_WHAT THE TASK REQUIRES:_ In your copy, leave out the pictures; write out all the data exactly.

* START *

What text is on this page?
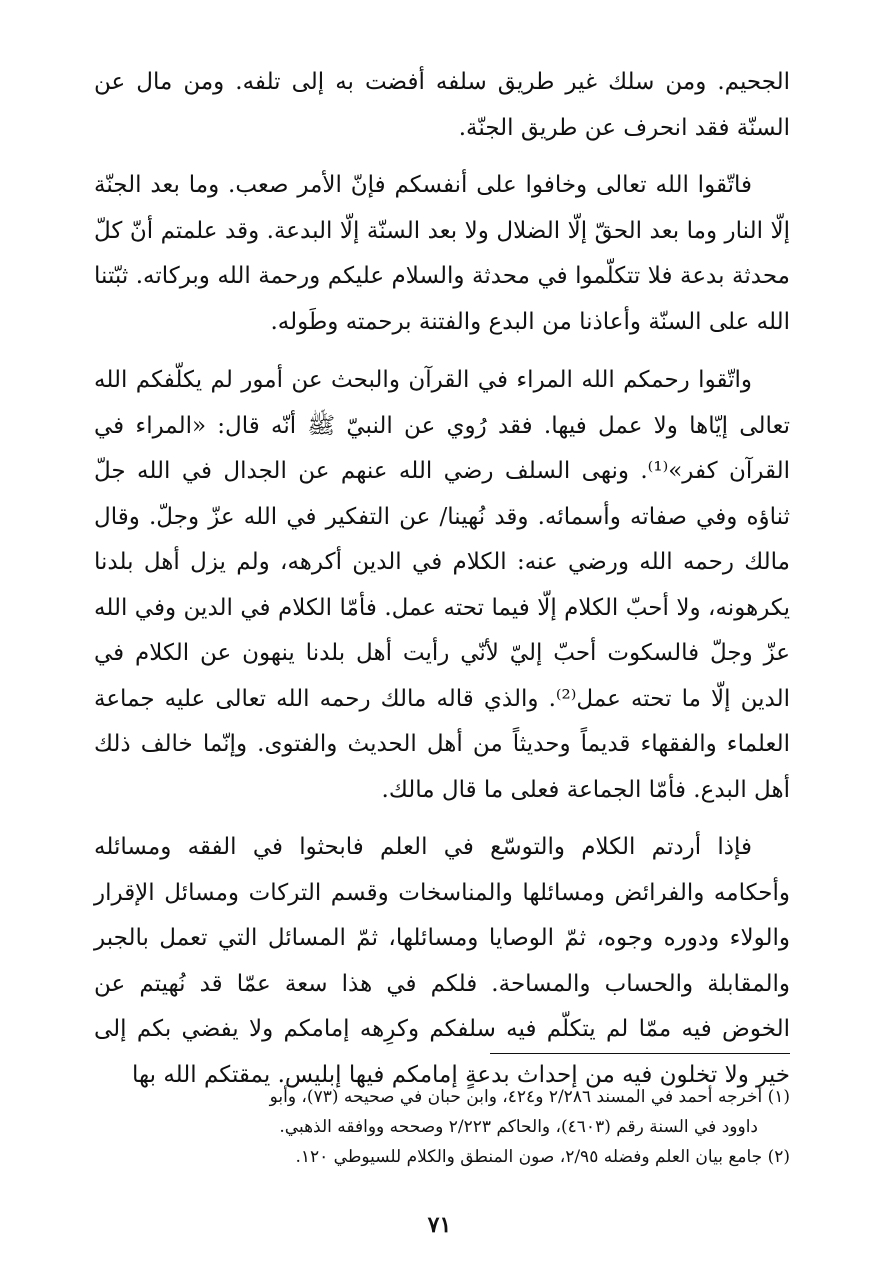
الجحيم. ومن سلك غير طريق سلفه أفضت به إلى تلفه. ومن مال عن السنّة فقد انحرف عن طريق الجنّة.

فاتّقوا الله تعالى وخافوا على أنفسكم فإنّ الأمر صعب. وما بعد الجنّة إلّا النار وما بعد الحقّ إلّا الضلال ولا بعد السنّة إلّا البدعة. وقد علمتم أنّ كلّ محدثة بدعة فلا تتكلّموا في محدثة والسلام عليكم ورحمة الله وبركاته. ثبّتنا الله على السنّة وأعاذنا من البدع والفتنة برحمته وطَوله.

واتّقوا رحمكم الله المراء في القرآن والبحث عن أمور لم يكلّفكم الله تعالى إيّاها ولا عمل فيها. فقد رُوي عن النبيّ ﷺ أنّه قال: «المراء في القرآن كفر»⁽¹⁾. ونهى السلف رضي الله عنهم عن الجدال في الله جلّ ثناؤه وفي صفاته وأسمائه. وقد نُهينا/ عن التفكير في الله عزّ وجلّ. وقال مالك رحمه الله ورضي عنه: الكلام في الدين أكرهه، ولم يزل أهل بلدنا يكرهونه، ولا أحبّ الكلام إلّا فيما تحته عمل. فأمّا الكلام في الدين وفي الله عزّ وجلّ فالسكوت أحبّ إليّ لأنّي رأيت أهل بلدنا ينهون عن الكلام في الدين إلّا ما تحته عمل⁽²⁾. والذي قاله مالك رحمه الله تعالى عليه جماعة العلماء والفقهاء قديماً وحديثاً من أهل الحديث والفتوى. وإنّما خالف ذلك أهل البدع. فأمّا الجماعة فعلى ما قال مالك.

فإذا أردتم الكلام والتوسّع في العلم فابحثوا في الفقه ومسائله وأحكامه والفرائض ومسائلها والمناسخات وقسم التركات ومسائل الإقرار والولاء ودوره وجوه، ثمّ الوصايا ومسائلها، ثمّ المسائل التي تعمل بالجبر والمقابلة والحساب والمساحة. فلكم في هذا سعة عمّا قد نُهيتم عن الخوض فيه ممّا لم يتكلّم فيه سلفكم وكرِهه إمامكم ولا يفضي بكم إلى خير ولا تخلون فيه من إحداث بدعةٍ إمامكم فيها إبليس. يمقتكم الله بها

(١) أخرجه أحمد في المسند ٢/٢٨٦ و٤٢٤، وابن حبان في صحيحه (٧٣)، وأبو

داوود في السنة رقم (٤٦٠٣)، والحاكم ٢/٢٢٣ وصححه ووافقه الذهبي.

(٢) جامع بيان العلم وفضله ٢/٩٥، صون المنطق والكلام للسيوطي ١٢٠.

٧١
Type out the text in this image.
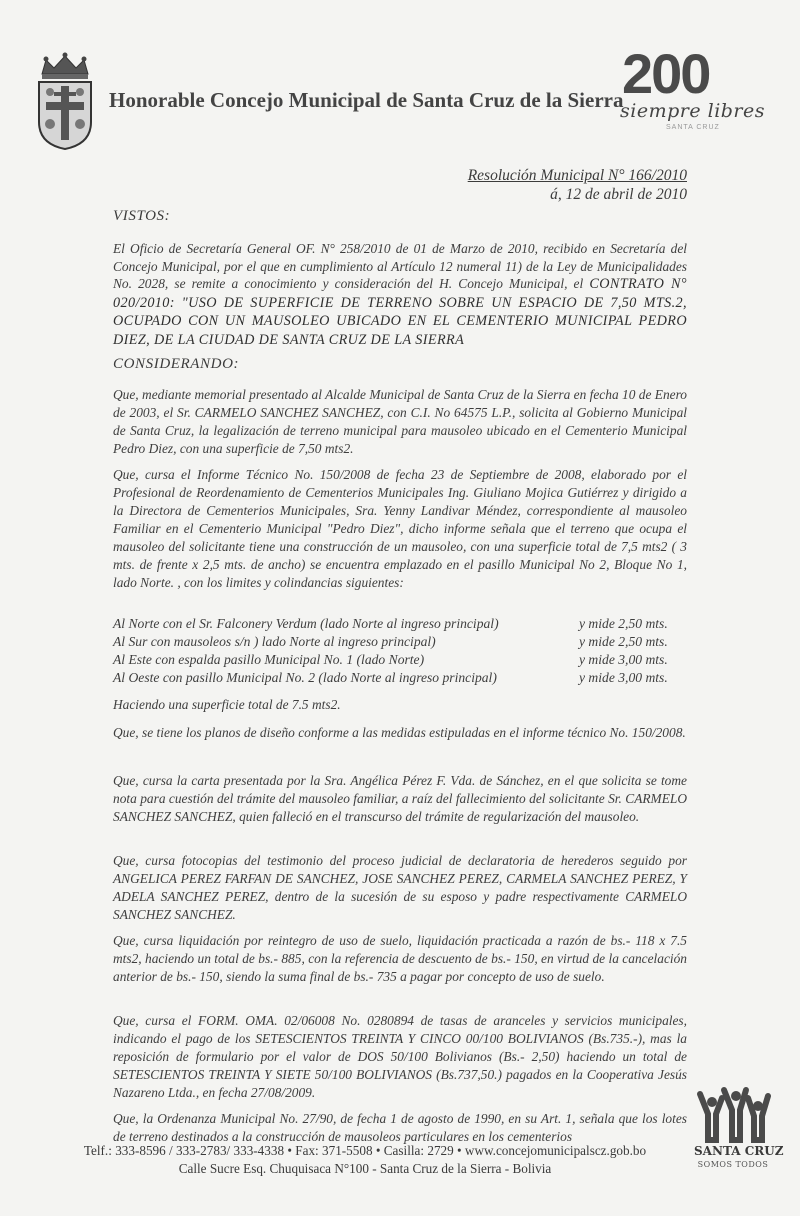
Honorable Concejo Municipal de Santa Cruz de la Sierra
200
siempre libres
SANTA CRUZ
Resolución Municipal N° 166/2010
á, 12 de abril de 2010
VISTOS:
El Oficio de Secretaría General OF. N° 258/2010 de 01 de Marzo de 2010, recibido en Secretaría del Concejo Municipal, por el que en cumplimiento al Artículo 12 numeral 11) de la Ley de Municipalidades No. 2028, se remite a conocimiento y consideración del H. Concejo Municipal, el CONTRATO N° 020/2010: "USO DE SUPERFICIE DE TERRENO SOBRE UN ESPACIO DE 7,50 MTS.2, OCUPADO CON UN MAUSOLEO UBICADO EN EL CEMENTERIO MUNICIPAL PEDRO DIEZ, DE LA CIUDAD DE SANTA CRUZ DE LA SIERRA
CONSIDERANDO:
Que, mediante memorial presentado al Alcalde Municipal de Santa Cruz de la Sierra en fecha 10 de Enero de 2003, el Sr. CARMELO SANCHEZ SANCHEZ, con C.I. No 64575 L.P., solicita al Gobierno Municipal de Santa Cruz, la legalización de terreno municipal para mausoleo ubicado en el Cementerio Municipal Pedro Diez, con una superficie de 7,50 mts2.
Que, cursa el Informe Técnico No. 150/2008 de fecha 23 de Septiembre de 2008, elaborado por el Profesional de Reordenamiento de Cementerios Municipales Ing. Giuliano Mojica Gutiérrez y dirigido a la Directora de Cementerios Municipales, Sra. Yenny Landivar Méndez, correspondiente al mausoleo Familiar en el Cementerio Municipal "Pedro Diez", dicho informe señala que el terreno que ocupa el mausoleo del solicitante tiene una construcción de un mausoleo, con una superficie total de 7,5 mts2 ( 3 mts. de frente x 2,5 mts. de ancho) se encuentra emplazado en el pasillo Municipal No 2, Bloque No 1, lado Norte. , con los limites y colindancias siguientes:
Al Norte con el Sr. Falconery Verdum (lado Norte al ingreso principal)	y mide 2,50 mts.
Al Sur con mausoleos s/n ) lado Norte al ingreso principal)	y mide 2,50 mts.
Al Este con espalda pasillo Municipal No. 1 (lado Norte)	y mide 3,00 mts.
Al Oeste con pasillo Municipal No. 2 (lado Norte al ingreso principal)	y mide 3,00 mts.
Haciendo una superficie total de 7.5 mts2.
Que, se tiene los planos de diseño conforme a las medidas estipuladas en el informe técnico No. 150/2008.
Que, cursa la carta presentada por la Sra. Angélica Pérez F. Vda. de Sánchez, en el que solicita se tome nota para cuestión del trámite del mausoleo familiar, a raíz del fallecimiento del solicitante Sr. CARMELO SANCHEZ SANCHEZ, quien falleció en el transcurso del trámite de regularización del mausoleo.
Que, cursa fotocopias del testimonio del proceso judicial de declaratoria de herederos seguido por ANGELICA PEREZ FARFAN DE SANCHEZ, JOSE SANCHEZ PEREZ, CARMELA SANCHEZ PEREZ, Y ADELA SANCHEZ PEREZ, dentro de la sucesión de su esposo y padre respectivamente CARMELO SANCHEZ SANCHEZ.
Que, cursa liquidación por reintegro de uso de suelo, liquidación practicada a razón de bs.- 118 x 7.5 mts2, haciendo un total de bs.- 885, con la referencia de descuento de bs.- 150, en virtud de la cancelación anterior de bs.- 150, siendo la suma final de bs.- 735 a pagar por concepto de uso de suelo.
Que, cursa el FORM. OMA. 02/06008 No. 0280894 de tasas de aranceles y servicios municipales, indicando el pago de los SETESCIENTOS TREINTA Y CINCO 00/100 BOLIVIANOS (Bs.735.-), mas la reposición de formulario por el valor de DOS 50/100 Bolivianos (Bs.- 2,50) haciendo un total de SETESCIENTOS TREINTA Y SIETE 50/100 BOLIVIANOS (Bs.737,50.) pagados en la Cooperativa Jesús Nazareno Ltda., en fecha 27/08/2009.
Que, la Ordenanza Municipal No. 27/90, de fecha 1 de agosto de 1990, en su Art. 1, señala que los lotes de terreno destinados a la construcción de mausoleos particulares en los cementerios
Telf.: 333-8596 / 333-2783/ 333-4338 • Fax: 371-5508 • Casilla: 2729 • www.concejomunicipalscz.gob.bo
Calle Sucre Esq. Chuquisaca N°100 - Santa Cruz de la Sierra - Bolivia
SANTA CRUZ
SOMOS TODOS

* END *

_SOLUTION TO THIS PROBLEM:_
What text is on this page?
الجحيم. ومن سلك غير طريق سلفه أفضت به إلى تلفه. ومن مال عن السنّة فقد انحرف عن طريق الجنّة.

فاتّقوا الله تعالى وخافوا على أنفسكم فإنّ الأمر صعب. وما بعد الجنّة إلّا النار وما بعد الحقّ إلّا الضلال ولا بعد السنّة إلّا البدعة. وقد علمتم أنّ كلّ محدثة بدعة فلا تتكلّموا في محدثة والسلام عليكم ورحمة الله وبركاته. ثبّتنا الله على السنّة وأعاذنا من البدع والفتنة برحمته وطَوله.

واتّقوا رحمكم الله المراء في القرآن والبحث عن أمور لم يكلّفكم الله تعالى إيّاها ولا عمل فيها. فقد رُوي عن النبيّ ﷺ أنّه قال: «المراء في القرآن كفر»⁽¹⁾. ونهى السلف رضي الله عنهم عن الجدال في الله جلّ ثناؤه وفي صفاته وأسمائه. وقد نُهينا/ عن التفكير في الله عزّ وجلّ. وقال مالك رحمه الله ورضي عنه: الكلام في الدين أكرهه، ولم يزل أهل بلدنا يكرهونه، ولا أحبّ الكلام إلّا فيما تحته عمل. فأمّا الكلام في الدين وفي الله عزّ وجلّ فالسكوت أحبّ إليّ لأنّي رأيت أهل بلدنا ينهون عن الكلام في الدين إلّا ما تحته عمل⁽²⁾. والذي قاله مالك رحمه الله تعالى عليه جماعة العلماء والفقهاء قديماً وحديثاً من أهل الحديث والفتوى. وإنّما خالف ذلك أهل البدع. فأمّا الجماعة فعلى ما قال مالك.

فإذا أردتم الكلام والتوسّع في العلم فابحثوا في الفقه ومسائله وأحكامه والفرائض ومسائلها والمناسخات وقسم التركات ومسائل الإقرار والولاء ودوره وجوه، ثمّ الوصايا ومسائلها، ثمّ المسائل التي تعمل بالجبر والمقابلة والحساب والمساحة. فلكم في هذا سعة عمّا قد نُهيتم عن الخوض فيه ممّا لم يتكلّم فيه سلفكم وكرِهه إمامكم ولا يفضي بكم إلى خير ولا تخلون فيه من إحداث بدعةٍ إمامكم فيها إبليس. يمقتكم الله بها

(١) أخرجه أحمد في المسند ٢/٢٨٦ و٤٢٤، وابن حبان في صحيحه (٧٣)، وأبو

داوود في السنة رقم (٤٦٠٣)، والحاكم ٢/٢٢٣ وصححه ووافقه الذهبي.

(٢) جامع بيان العلم وفضله ٢/٩٥، صون المنطق والكلام للسيوطي ١٢٠.

٧١
Type out the text in this image.
Honorable Concejo Municipal de Santa Cruz de la Sierra
200
siempre libres
SANTA CRUZ
Resolución Municipal N° 166/2010
á, 12 de abril de 2010
VISTOS:
El Oficio de Secretaría General OF. N° 258/2010 de 01 de Marzo de 2010, recibido en Secretaría del Concejo Municipal, por el que en cumplimiento al Artículo 12 numeral 11) de la Ley de Municipalidades No. 2028, se remite a conocimiento y consideración del H. Concejo Municipal, el CONTRATO N° 020/2010: "USO DE SUPERFICIE DE TERRENO SOBRE UN ESPACIO DE 7,50 MTS.2, OCUPADO CON UN MAUSOLEO UBICADO EN EL CEMENTERIO MUNICIPAL PEDRO DIEZ, DE LA CIUDAD DE SANTA CRUZ DE LA SIERRA
CONSIDERANDO:
Que, mediante memorial presentado al Alcalde Municipal de Santa Cruz de la Sierra en fecha 10 de Enero de 2003, el Sr. CARMELO SANCHEZ SANCHEZ, con C.I. No 64575 L.P., solicita al Gobierno Municipal de Santa Cruz, la legalización de terreno municipal para mausoleo ubicado en el Cementerio Municipal Pedro Diez, con una superficie de 7,50 mts2.
Que, cursa el Informe Técnico No. 150/2008 de fecha 23 de Septiembre de 2008, elaborado por el Profesional de Reordenamiento de Cementerios Municipales Ing. Giuliano Mojica Gutiérrez y dirigido a la Directora de Cementerios Municipales, Sra. Yenny Landivar Méndez, correspondiente al mausoleo Familiar en el Cementerio Municipal "Pedro Diez", dicho informe señala que el terreno que ocupa el mausoleo del solicitante tiene una construcción de un mausoleo, con una superficie total de 7,5 mts2 ( 3 mts. de frente x 2,5 mts. de ancho) se encuentra emplazado en el pasillo Municipal No 2, Bloque No 1, lado Norte. , con los limites y colindancias siguientes:
Al Norte con el Sr. Falconery Verdum (lado Norte al ingreso principal)	y mide 2,50 mts.
Al Sur con mausoleos s/n ) lado Norte al ingreso principal)	y mide 2,50 mts.
Al Este con espalda pasillo Municipal No. 1 (lado Norte)	y mide 3,00 mts.
Al Oeste con pasillo Municipal No. 2 (lado Norte al ingreso principal)	y mide 3,00 mts.
Haciendo una superficie total de 7.5 mts2.
Que, se tiene los planos de diseño conforme a las medidas estipuladas en el informe técnico No. 150/2008.
Que, cursa la carta presentada por la Sra. Angélica Pérez F. Vda. de Sánchez, en el que solicita se tome nota para cuestión del trámite del mausoleo familiar, a raíz del fallecimiento del solicitante Sr. CARMELO SANCHEZ SANCHEZ, quien falleció en el transcurso del trámite de regularización del mausoleo.
Que, cursa fotocopias del testimonio del proceso judicial de declaratoria de herederos seguido por ANGELICA PEREZ FARFAN DE SANCHEZ, JOSE SANCHEZ PEREZ, CARMELA SANCHEZ PEREZ, Y ADELA SANCHEZ PEREZ, dentro de la sucesión de su esposo y padre respectivamente CARMELO SANCHEZ SANCHEZ.
Que, cursa liquidación por reintegro de uso de suelo, liquidación practicada a razón de bs.- 118 x 7.5 mts2, haciendo un total de bs.- 885, con la referencia de descuento de bs.- 150, en virtud de la cancelación anterior de bs.- 150, siendo la suma final de bs.- 735 a pagar por concepto de uso de suelo.
Que, cursa el FORM. OMA. 02/06008 No. 0280894 de tasas de aranceles y servicios municipales, indicando el pago de los SETESCIENTOS TREINTA Y CINCO 00/100 BOLIVIANOS (Bs.735.-), mas la reposición de formulario por el valor de DOS 50/100 Bolivianos (Bs.- 2,50) haciendo un total de SETESCIENTOS TREINTA Y SIETE 50/100 BOLIVIANOS (Bs.737,50.) pagados en la Cooperativa Jesús Nazareno Ltda., en fecha 27/08/2009.
Que, la Ordenanza Municipal No. 27/90, de fecha 1 de agosto de 1990, en su Art. 1, señala que los lotes de terreno destinados a la construcción de mausoleos particulares en los cementerios
Telf.: 333-8596 / 333-2783/ 333-4338 • Fax: 371-5508 • Casilla: 2729 • www.concejomunicipalscz.gob.bo
Calle Sucre Esq. Chuquisaca N°100 - Santa Cruz de la Sierra - Bolivia
SANTA CRUZ
SOMOS TODOS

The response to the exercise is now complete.